*EXERCISE DETAILS*
Rewrite the Subordinated Notes text from "The Company's obligations" up to and including "such a lien.", renaming "security interests" as "pledges".

*DOCUMENT SECTION*

— start —

The Securities shall be executed on behalf of the Corporation by its
Chairman of the Board, its President or one of its Vice Presidents and attested
by its Secretary or one of its Assistant Secretaries. The signature of any of
these officers on the Securities may be actual or facsimile. The Trustee shall
authenticate Subordinated Notes upon an Order of the Corporation. The Trustee
may appoint an authenticating agent acceptable to the Corporation to
authenticate Securities. The Indenture does not contain provisions regarding the
application of the proceeds from issuance of the Subordinated Notes.
(c) Release or Release of Any Property Subject to Lien.
The Company's obligations under the Subordinated Notes are not secured by
any liens or security interests on any assets of the Company. Accordingly, the
Indenture does not contain any provisions with respect to the release or the
release and substitution of any property subject to such a lien.
(d) Satisfaction and Discharge of the Indenture.
The Indenture shall be satisfied and discharged when:
(1) either
(A) all Subordinated Notes theretofore authenticated and
delivered (other than (i) Subordinated Notes which have been
destroyed, lost or stolen and which have been replaced or paid as
provided in Article II of the Indenture, and (ii) Subordinated
Notes for the payment of which money has theretofore been
deposited in trust with the Trustee or any paying agent or
segregated and held in trust by the Company and thereafter repaid
to the Company or discharged from such trust, as provided in
Section 7.03 of the Indenture) have been delivered to the Trustee
for cancellation; or
(B) the principal of all such Subordinated Notes not
theretofore delivered to the Trustee for cancellation has become
due and payable and the Company has deposited or caused to be
deposited in trust with the Trustee, solely for the benefit of
the holders, funds in an amount sufficient to pay and discharge
the entire Indebtedness on such Subordinated Notes not
theretofore delivered to the Trustee for cancellation;
(2) the Company has irrevocably paid or caused to be irrevocably
paid all other sums payable hereunder by the Company; and
(3) the Company has delivered to the Trustee an officers'
certificate and an opinion of counsel, each stating that all
conditions precedent provided for herein to be complied with by the
Company relating to the satisfaction and discharge of this Indenture
have been complied with.

— end —

Element box records
— start —

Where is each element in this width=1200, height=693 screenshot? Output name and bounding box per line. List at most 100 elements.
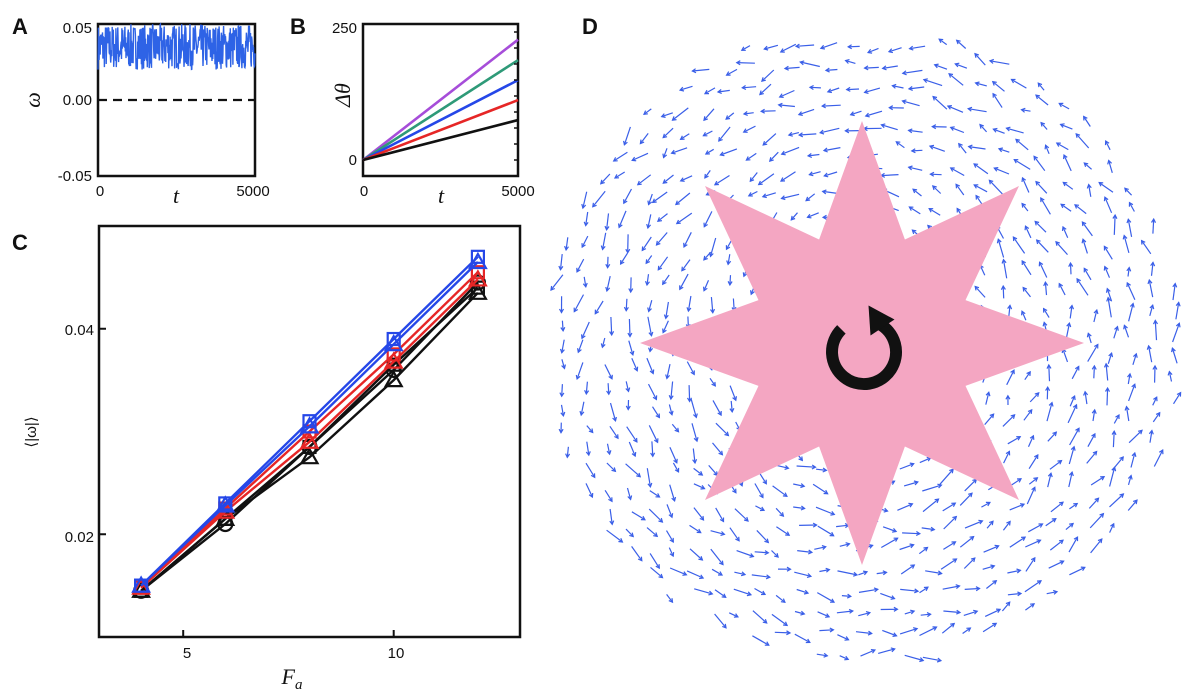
vector-arrow [726, 68, 738, 76]
vector-arrow-head [1034, 453, 1039, 460]
vector-arrow-head [824, 67, 830, 73]
vector-arrow-head [651, 198, 657, 204]
vector-arrow [1172, 323, 1180, 343]
vector-arrow-head [780, 195, 786, 201]
vector-arrow [613, 151, 628, 162]
vector-arrow-head [681, 266, 686, 272]
vector-arrow-head [559, 348, 565, 354]
vector-arrow [631, 546, 643, 562]
b-xlabel: t [438, 183, 445, 208]
vector-arrow-head [1086, 332, 1092, 338]
vector-arrow-head [703, 222, 708, 228]
vector-arrow-head [1103, 245, 1109, 251]
vector-arrow [940, 558, 957, 570]
vector-arrow [576, 362, 584, 380]
vector-arrow [928, 208, 941, 216]
vector-arrow [817, 592, 835, 603]
vector-arrow-head [623, 140, 628, 146]
c-marker-triangle [383, 333, 404, 352]
vector-arrow [1150, 262, 1154, 276]
vector-arrow [672, 107, 689, 121]
vector-arrow-head [1044, 144, 1050, 150]
vector-arrow-head [938, 38, 944, 44]
vector-arrow-head [1128, 201, 1134, 207]
vector-arrow [900, 588, 919, 592]
vector-arrow-head [742, 111, 748, 117]
vector-arrow [1132, 353, 1137, 365]
vector-arrow [720, 148, 738, 156]
vector-arrow-head [1171, 347, 1176, 353]
vector-arrow [601, 337, 606, 348]
vector-arrow [582, 191, 588, 209]
c-marker-triangle [468, 269, 488, 287]
vector-arrow [769, 151, 779, 162]
vector-arrow-head [741, 85, 747, 91]
vector-arrow-head [560, 411, 566, 417]
vector-arrow-head [691, 68, 697, 74]
vector-arrow-head [612, 416, 617, 422]
vector-arrow-head [662, 179, 668, 184]
vector-arrow-head [759, 493, 764, 499]
b-series-black [362, 118, 519, 162]
vector-arrow [690, 399, 697, 418]
vector-arrow-head [901, 70, 907, 76]
vector-arrow-head [825, 613, 831, 618]
vector-arrow [963, 610, 978, 616]
vector-arrow [718, 126, 731, 142]
panel-letter-c: C [12, 230, 28, 255]
c-ytick-upper: 0.04 [65, 322, 94, 339]
vector-arrow-head [590, 473, 596, 479]
vector-arrow [561, 384, 563, 397]
vector-arrow [585, 462, 596, 478]
vector-arrow [1149, 305, 1154, 317]
vector-arrow-head [711, 381, 717, 387]
vector-arrow [1090, 476, 1105, 486]
vector-arrow [839, 655, 849, 660]
vector-arrow-head [1072, 403, 1078, 409]
vector-arrow-head [1024, 225, 1030, 231]
vector-arrow-head [800, 483, 806, 489]
vector-arrow-head [743, 516, 749, 522]
vector-arrow-head [1066, 322, 1072, 328]
vector-arrow-head [949, 126, 955, 131]
vector-arrow-head [1104, 386, 1111, 392]
vector-arrow [669, 484, 676, 502]
vector-arrow-head [663, 314, 669, 320]
vector-arrow [665, 530, 674, 543]
vector-arrow [576, 258, 585, 273]
vector-arrow-head [1074, 204, 1080, 209]
vector-arrow [1069, 305, 1073, 319]
rotation-arrowhead [868, 305, 895, 336]
vector-arrow [715, 507, 725, 522]
vector-arrow [703, 130, 713, 137]
vector-arrow-head [991, 80, 997, 86]
vector-arrow [649, 490, 660, 498]
vector-arrow [1025, 539, 1041, 548]
vector-arrow-head [1021, 310, 1026, 316]
vector-arrow [1033, 156, 1046, 172]
vector-arrow-head [1167, 370, 1173, 376]
vector-arrow-head [845, 542, 851, 548]
vector-arrow-head [800, 505, 806, 511]
vector-arrow [855, 631, 872, 635]
vector-arrow-head [629, 532, 635, 538]
vector-arrow-head [625, 405, 631, 411]
vector-arrow-head [907, 165, 913, 171]
vector-arrow-head [678, 86, 685, 92]
vector-arrow [647, 383, 657, 400]
vector-arrow-head [1058, 539, 1064, 545]
vector-arrow-head [951, 502, 957, 507]
vector-arrow-head [907, 128, 913, 134]
vector-arrow-head [887, 48, 894, 54]
vector-arrow [932, 185, 942, 194]
vector-arrow-head [966, 106, 973, 112]
vector-arrow [681, 259, 691, 272]
vector-arrow-head [735, 536, 740, 542]
vector-arrow-head [599, 179, 605, 185]
vector-arrow-head [581, 203, 587, 210]
vector-arrow-head [719, 151, 725, 157]
vector-arrow [1086, 451, 1098, 464]
vector-arrow [900, 564, 915, 575]
vector-arrow-head [1005, 601, 1011, 607]
vector-arrow [776, 526, 790, 536]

— end —

*FULL RESPONSE*
The Company's obligations under the Subordinated Notes are not secured by
any liens or pledges on any assets of the Company. Accordingly, the
Indenture does not contain any provisions with respect to the release or the
release and substitution of any property subject to such a lien.